Start Source data

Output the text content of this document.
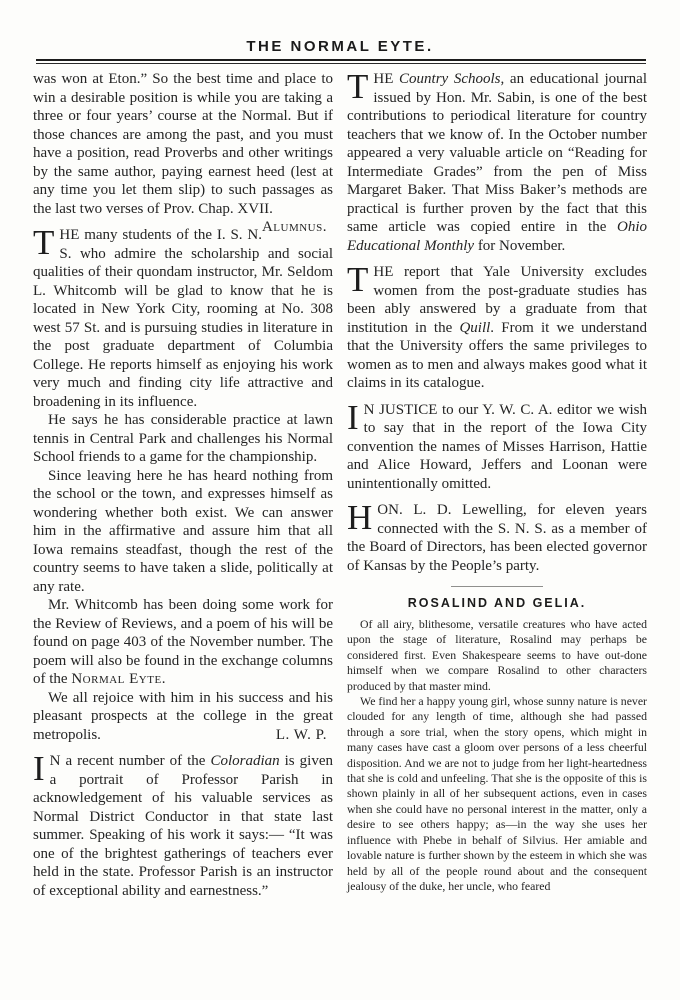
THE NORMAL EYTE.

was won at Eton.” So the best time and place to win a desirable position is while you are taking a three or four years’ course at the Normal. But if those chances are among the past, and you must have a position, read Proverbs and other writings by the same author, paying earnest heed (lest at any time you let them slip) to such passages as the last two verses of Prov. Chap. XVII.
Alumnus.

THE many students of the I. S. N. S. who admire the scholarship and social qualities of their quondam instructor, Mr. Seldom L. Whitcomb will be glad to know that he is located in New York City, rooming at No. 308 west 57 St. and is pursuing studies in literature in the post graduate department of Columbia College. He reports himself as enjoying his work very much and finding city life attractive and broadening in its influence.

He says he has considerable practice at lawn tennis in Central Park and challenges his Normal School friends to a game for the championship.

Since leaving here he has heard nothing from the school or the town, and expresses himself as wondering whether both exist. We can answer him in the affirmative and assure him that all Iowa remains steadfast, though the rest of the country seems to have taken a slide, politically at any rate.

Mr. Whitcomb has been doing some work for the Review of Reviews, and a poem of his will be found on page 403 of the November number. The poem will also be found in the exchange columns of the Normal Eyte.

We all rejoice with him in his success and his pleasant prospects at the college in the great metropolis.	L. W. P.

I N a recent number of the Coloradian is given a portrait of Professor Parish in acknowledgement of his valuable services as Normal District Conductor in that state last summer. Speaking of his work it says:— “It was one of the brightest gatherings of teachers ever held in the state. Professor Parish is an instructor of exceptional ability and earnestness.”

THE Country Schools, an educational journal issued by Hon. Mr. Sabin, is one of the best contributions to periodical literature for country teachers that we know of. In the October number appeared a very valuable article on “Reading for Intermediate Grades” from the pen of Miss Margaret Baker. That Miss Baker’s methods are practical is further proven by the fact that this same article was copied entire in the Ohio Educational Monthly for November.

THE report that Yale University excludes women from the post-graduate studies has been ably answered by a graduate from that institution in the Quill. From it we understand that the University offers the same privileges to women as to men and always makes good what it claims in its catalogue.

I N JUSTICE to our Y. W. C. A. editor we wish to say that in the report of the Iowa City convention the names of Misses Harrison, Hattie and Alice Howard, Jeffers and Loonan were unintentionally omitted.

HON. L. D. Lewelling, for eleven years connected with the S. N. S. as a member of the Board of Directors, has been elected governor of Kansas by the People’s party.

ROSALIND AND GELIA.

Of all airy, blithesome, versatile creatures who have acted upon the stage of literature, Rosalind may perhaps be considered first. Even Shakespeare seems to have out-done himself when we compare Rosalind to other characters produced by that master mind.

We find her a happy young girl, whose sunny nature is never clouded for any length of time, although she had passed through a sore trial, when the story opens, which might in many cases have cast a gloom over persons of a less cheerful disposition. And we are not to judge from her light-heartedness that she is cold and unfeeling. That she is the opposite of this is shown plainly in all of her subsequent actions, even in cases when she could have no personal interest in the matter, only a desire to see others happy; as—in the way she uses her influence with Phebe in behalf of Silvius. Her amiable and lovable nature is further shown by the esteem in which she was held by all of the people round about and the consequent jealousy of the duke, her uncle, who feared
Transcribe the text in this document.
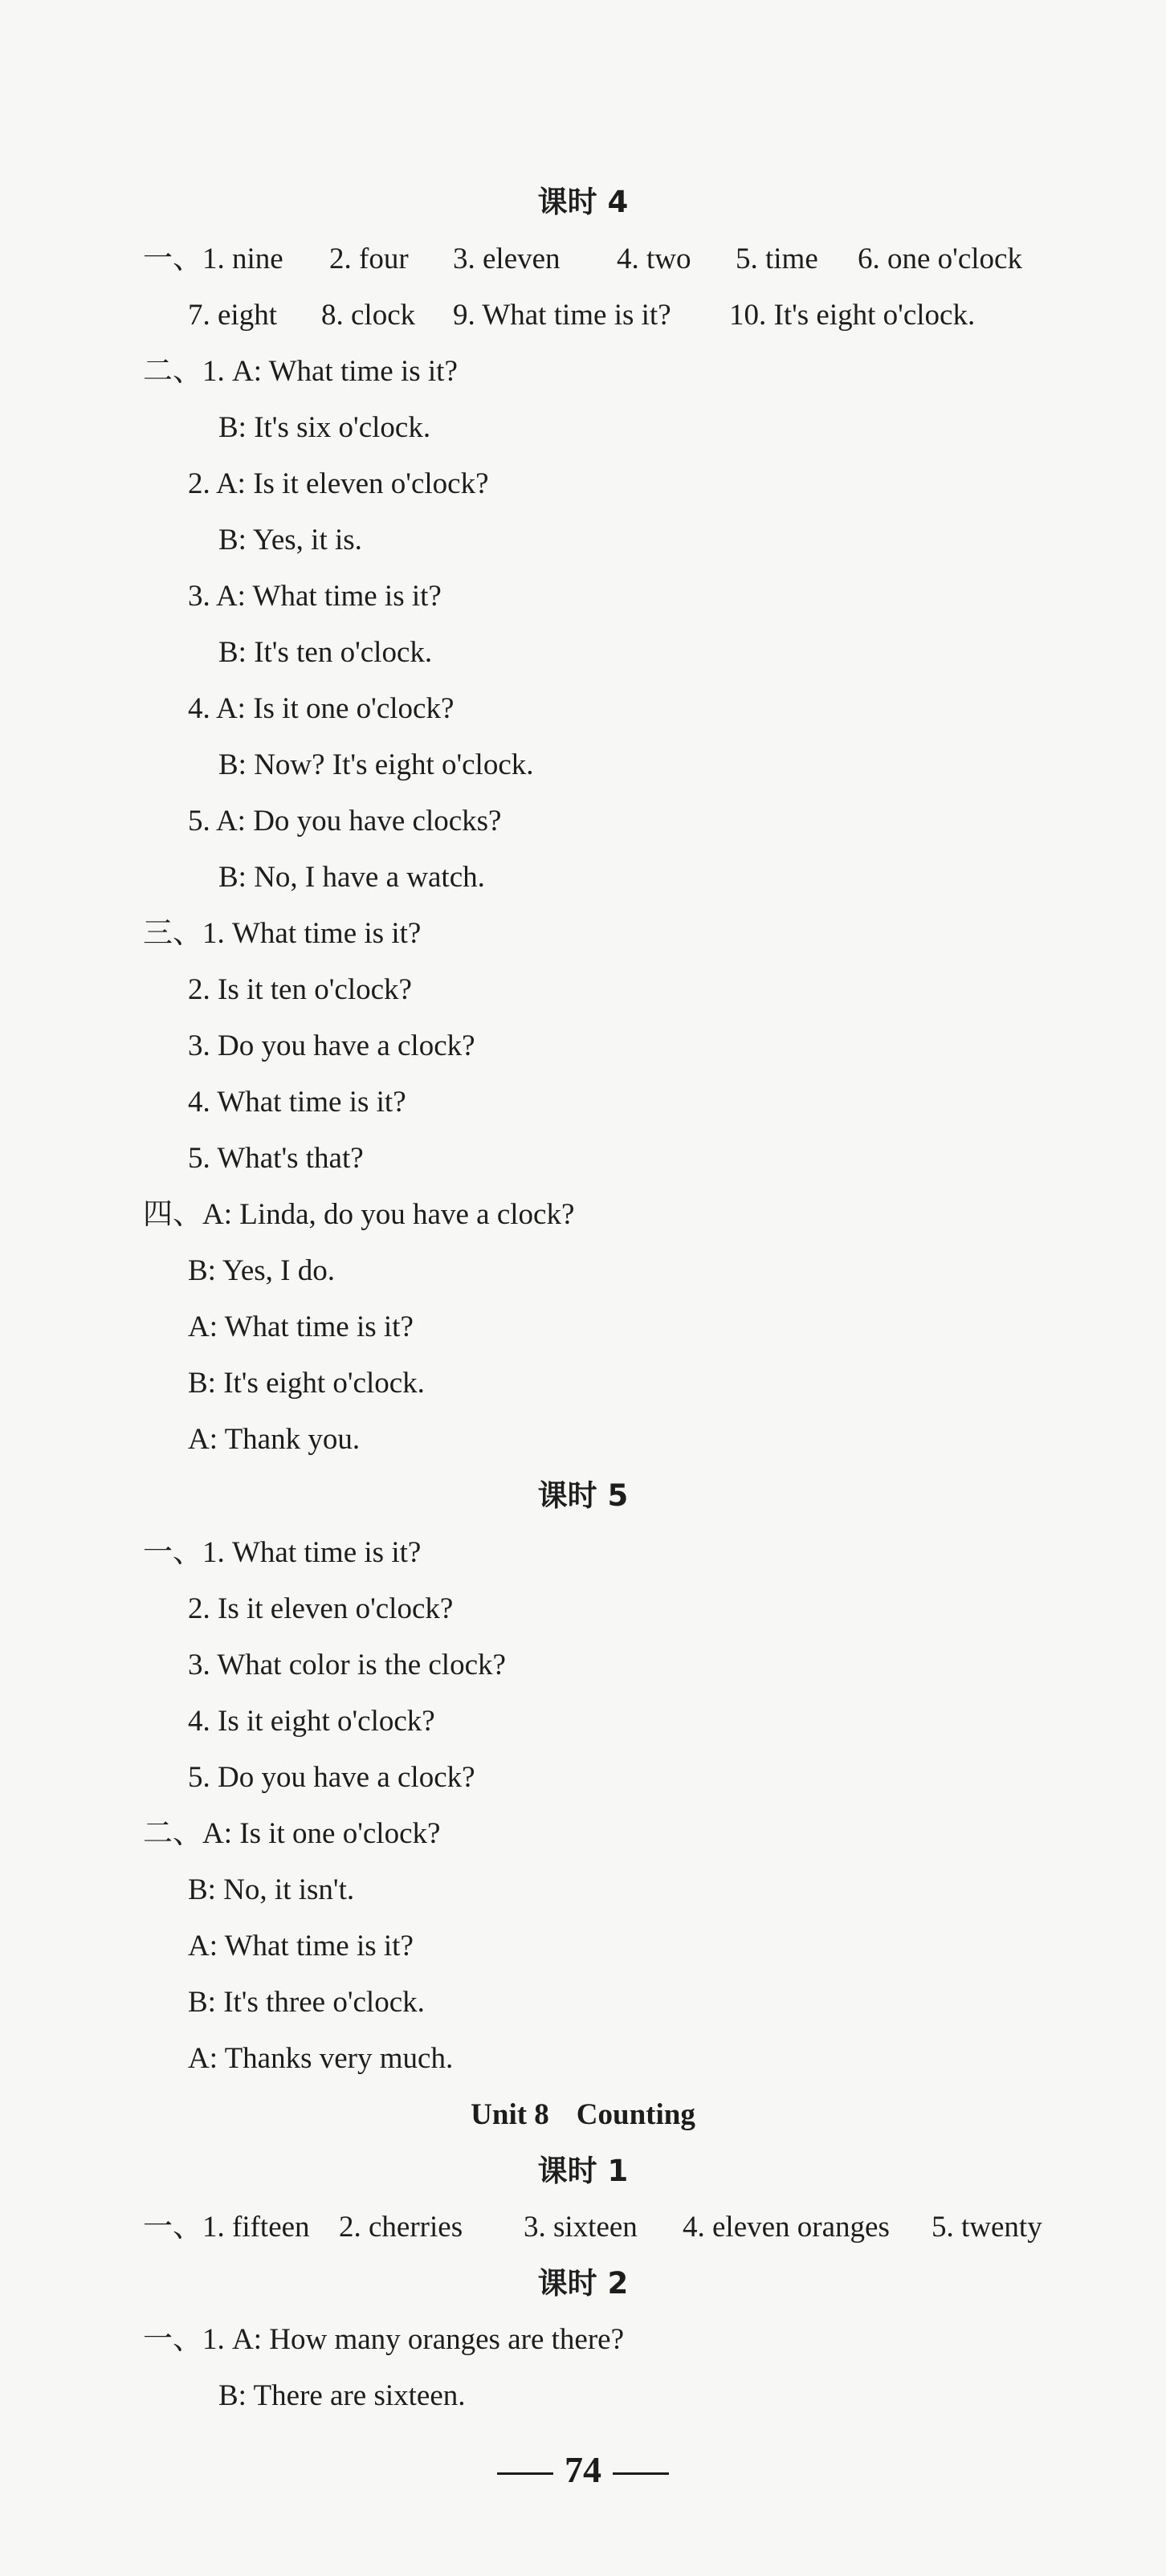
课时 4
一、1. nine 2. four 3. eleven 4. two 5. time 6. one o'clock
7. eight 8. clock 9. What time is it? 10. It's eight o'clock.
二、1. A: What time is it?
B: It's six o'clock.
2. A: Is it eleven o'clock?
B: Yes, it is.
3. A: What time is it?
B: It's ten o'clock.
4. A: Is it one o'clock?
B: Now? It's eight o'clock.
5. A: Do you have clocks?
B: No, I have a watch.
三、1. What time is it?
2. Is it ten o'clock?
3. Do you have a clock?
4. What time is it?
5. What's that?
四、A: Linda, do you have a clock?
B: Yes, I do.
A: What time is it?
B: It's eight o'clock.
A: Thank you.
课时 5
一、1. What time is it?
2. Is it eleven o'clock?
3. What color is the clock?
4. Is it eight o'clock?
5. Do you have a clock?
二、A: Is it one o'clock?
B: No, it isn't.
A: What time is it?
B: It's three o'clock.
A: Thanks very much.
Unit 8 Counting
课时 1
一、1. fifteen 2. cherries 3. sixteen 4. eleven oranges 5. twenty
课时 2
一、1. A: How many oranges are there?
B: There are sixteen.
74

End Source data

* Aim of the exercise *
Using the listing above, return all lines where the word "text" occurs.

* Task result *
Output the text content of this document.
Transcribe the text in this document.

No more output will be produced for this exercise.